--- begin ---

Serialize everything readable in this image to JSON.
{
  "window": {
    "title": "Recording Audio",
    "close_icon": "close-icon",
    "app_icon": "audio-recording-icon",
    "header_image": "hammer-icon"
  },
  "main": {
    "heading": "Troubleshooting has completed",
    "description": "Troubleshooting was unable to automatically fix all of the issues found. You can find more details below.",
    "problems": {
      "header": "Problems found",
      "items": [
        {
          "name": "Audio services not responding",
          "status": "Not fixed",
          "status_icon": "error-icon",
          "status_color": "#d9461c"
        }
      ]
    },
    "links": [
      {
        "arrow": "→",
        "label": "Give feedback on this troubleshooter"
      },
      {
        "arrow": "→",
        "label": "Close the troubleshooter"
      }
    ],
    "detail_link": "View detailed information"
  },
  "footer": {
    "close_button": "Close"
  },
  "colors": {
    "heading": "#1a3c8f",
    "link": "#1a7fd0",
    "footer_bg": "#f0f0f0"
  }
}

--- end ---

== Objective ==
Above are the records; retype every one exactly.

== Output ==
Serialize everything readable in this image to JSON.
{
  "window": {
    "title": "Recording Audio",
    "close_icon": "close-icon",
    "app_icon": "audio-recording-icon",
    "header_image": "hammer-icon"
  },
  "main": {
    "heading": "Troubleshooting has completed",
    "description": "Troubleshooting was unable to automatically fix all of the issues found. You can find more details below.",
    "problems": {
      "header": "Problems found",
      "items": [
        {
          "name": "Audio services not responding",
          "status": "Not fixed",
          "status_icon": "error-icon",
          "status_color": "#d9461c"
        }
      ]
    },
    "links": [
      {
        "arrow": "→",
        "label": "Give feedback on this troubleshooter"
      },
      {
        "arrow": "→",
        "label": "Close the troubleshooter"
      }
    ],
    "detail_link": "View detailed information"
  },
  "footer": {
    "close_button": "Close"
  },
  "colors": {
    "heading": "#1a3c8f",
    "link": "#1a7fd0",
    "footer_bg": "#f0f0f0"
  }
}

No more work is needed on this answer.